## Kısa soru A
Sayfa alıntısında teşekkür edilen araştırmacı kimdir?
---------- Sayfa alıntısı
18 Şubat 2015
Türkiye-Ermenistan arasında, devir ettiğimiz halk diplomatlığı bayrağını, çok iyi yürüten, ilişkilerin normalleşmesi için titizlikle çalışan sevgili Alin Ozinyan’la birbirimizden habersiz aynı metoforu kullanmışız. Cenazeye düğün davetiyesi çıkarmak!
Teslim ediyoruz, bizden önce davranıp yayımladığı için tebrike mazhardır…
Yıllarca, Mart ayında, zafer olarak kutlanan Çanakkale Savaşı yıldönümünü, Ermeni Soykırımı’nın simgesel tarihi, 24 Nisan’a çekerek; bu tarihte Erivan’da yapılacak 100.cü yıl 1915’i anma toplantı davetine icap etmek yerine, Cumhurbaşkanı Erdoğan, Ermenistan Cumhurbaşkanı, Sayın Sarkisyan’ı bu ‘zaferi kutlamaya’ çağırdı…
Azerbaycan petrolü-gazı ve maddi yardımları pahasına böyle bir adım atmış Türkiye’nin bu davranışı hakkında, Türk aydın, bilim insanı vd kişiler gereken değerlendirmeleri yapıyorlar...Bugün, Sayın Cumhurbaşkanı ve Sayın Başbakan’a, bir öykü aktarmak istiyoruz. İsimler, tarihler, mahalleri belli, samimi, hakikatleri yansıtan bir öykü… Bakırköy Belediyesi’nin efsanevi eski Başkan Yardımcısı, araştırmacı Merzifon ’lu Yervant Özuzun’a teşekkürler...
Çanakkale / Ermeniler mi dediniz? Buyurun… Yorumu siz yapın!
--------------------
---------- Girdi verileri
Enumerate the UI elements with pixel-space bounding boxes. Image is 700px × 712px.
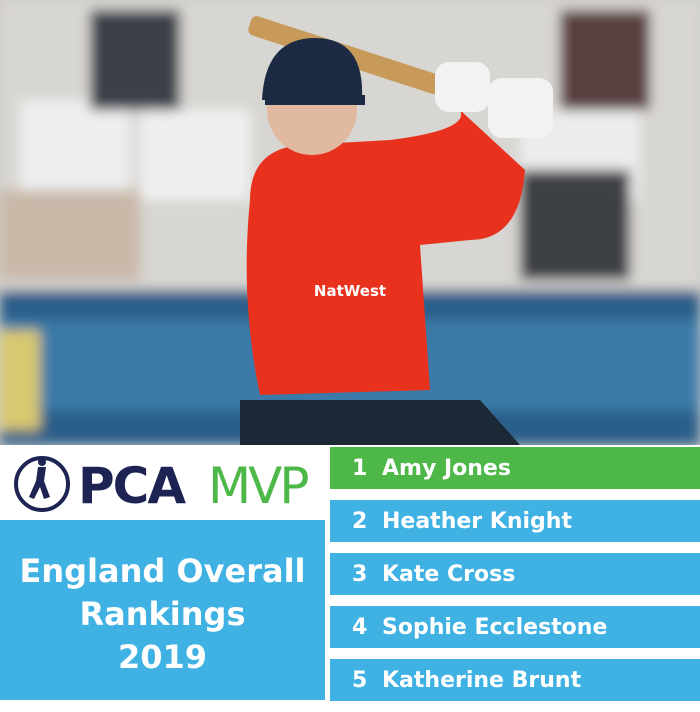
rank-number: 3	[352, 561, 368, 587]
rank-number: 1	[352, 455, 368, 481]
logo-icon	[14, 456, 70, 512]
player-name: Sophie Ecclestone	[382, 614, 608, 640]
player-name: Katherine Brunt	[382, 667, 582, 693]
ranking-row: 5 Katherine Brunt	[330, 659, 700, 701]
title-line: 2019	[117, 638, 208, 676]
player-name: Amy Jones	[382, 455, 511, 481]
logo-mvp: MVP	[208, 457, 309, 515]
ranking-row: 3 Kate Cross	[330, 553, 700, 595]
pca-mvp-logo: PCA MVP	[0, 445, 325, 520]
title-line: England Overall	[19, 552, 306, 590]
ranking-row: 2 Heather Knight	[330, 500, 700, 542]
rank-number: 4	[352, 614, 368, 640]
title-panel: England Overall Rankings 2019	[0, 520, 325, 700]
rank-number: 5	[352, 667, 368, 693]
player-name: Kate Cross	[382, 561, 516, 587]
player-photo: NatWest	[0, 0, 700, 445]
shirt-sponsor: NatWest	[314, 282, 386, 300]
player: NatWest	[240, 16, 553, 445]
player-name: Heather Knight	[382, 508, 572, 534]
title-line: Rankings	[79, 595, 246, 633]
logo-pca: PCA	[78, 457, 186, 515]
rankings-list: 1 Amy Jones 2 Heather Knight 3 Kate Cross 4 Sop…	[330, 447, 700, 712]
rank-number: 2	[352, 508, 368, 534]
ranking-row: 4 Sophie Ecclestone	[330, 606, 700, 648]
ranking-row: 1 Amy Jones	[330, 447, 700, 489]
--------------------
## Kısa soru B
Kayıtlarda "561, 368, 587]" ifadesini içeren satırdan "445, 325, 520]" ifadesini içeren satıra kadar her şeyi, bu iki satır da dahil olmak üzere aynen çoğaltınız.

## Yazılı çözüm A
Bakırköy Belediyesi'nin eski Başkan Yardımcısı, Merzifonlu araştırmacı Yervant Özuzun.

## Yazılı çözüm B
rank-number: 3	[352, 561, 368, 587]
rank-number: 1	[352, 455, 368, 481]
logo-icon	[14, 456, 70, 512]
player-name: Sophie Ecclestone	[382, 614, 608, 640]
player-name: Katherine Brunt	[382, 667, 582, 693]
ranking-row: 5 Katherine Brunt	[330, 659, 700, 701]
title-line: 2019	[117, 638, 208, 676]
player-name: Amy Jones	[382, 455, 511, 481]
logo-mvp: MVP	[208, 457, 309, 515]
ranking-row: 3 Kate Cross	[330, 553, 700, 595]
pca-mvp-logo: PCA MVP	[0, 445, 325, 520]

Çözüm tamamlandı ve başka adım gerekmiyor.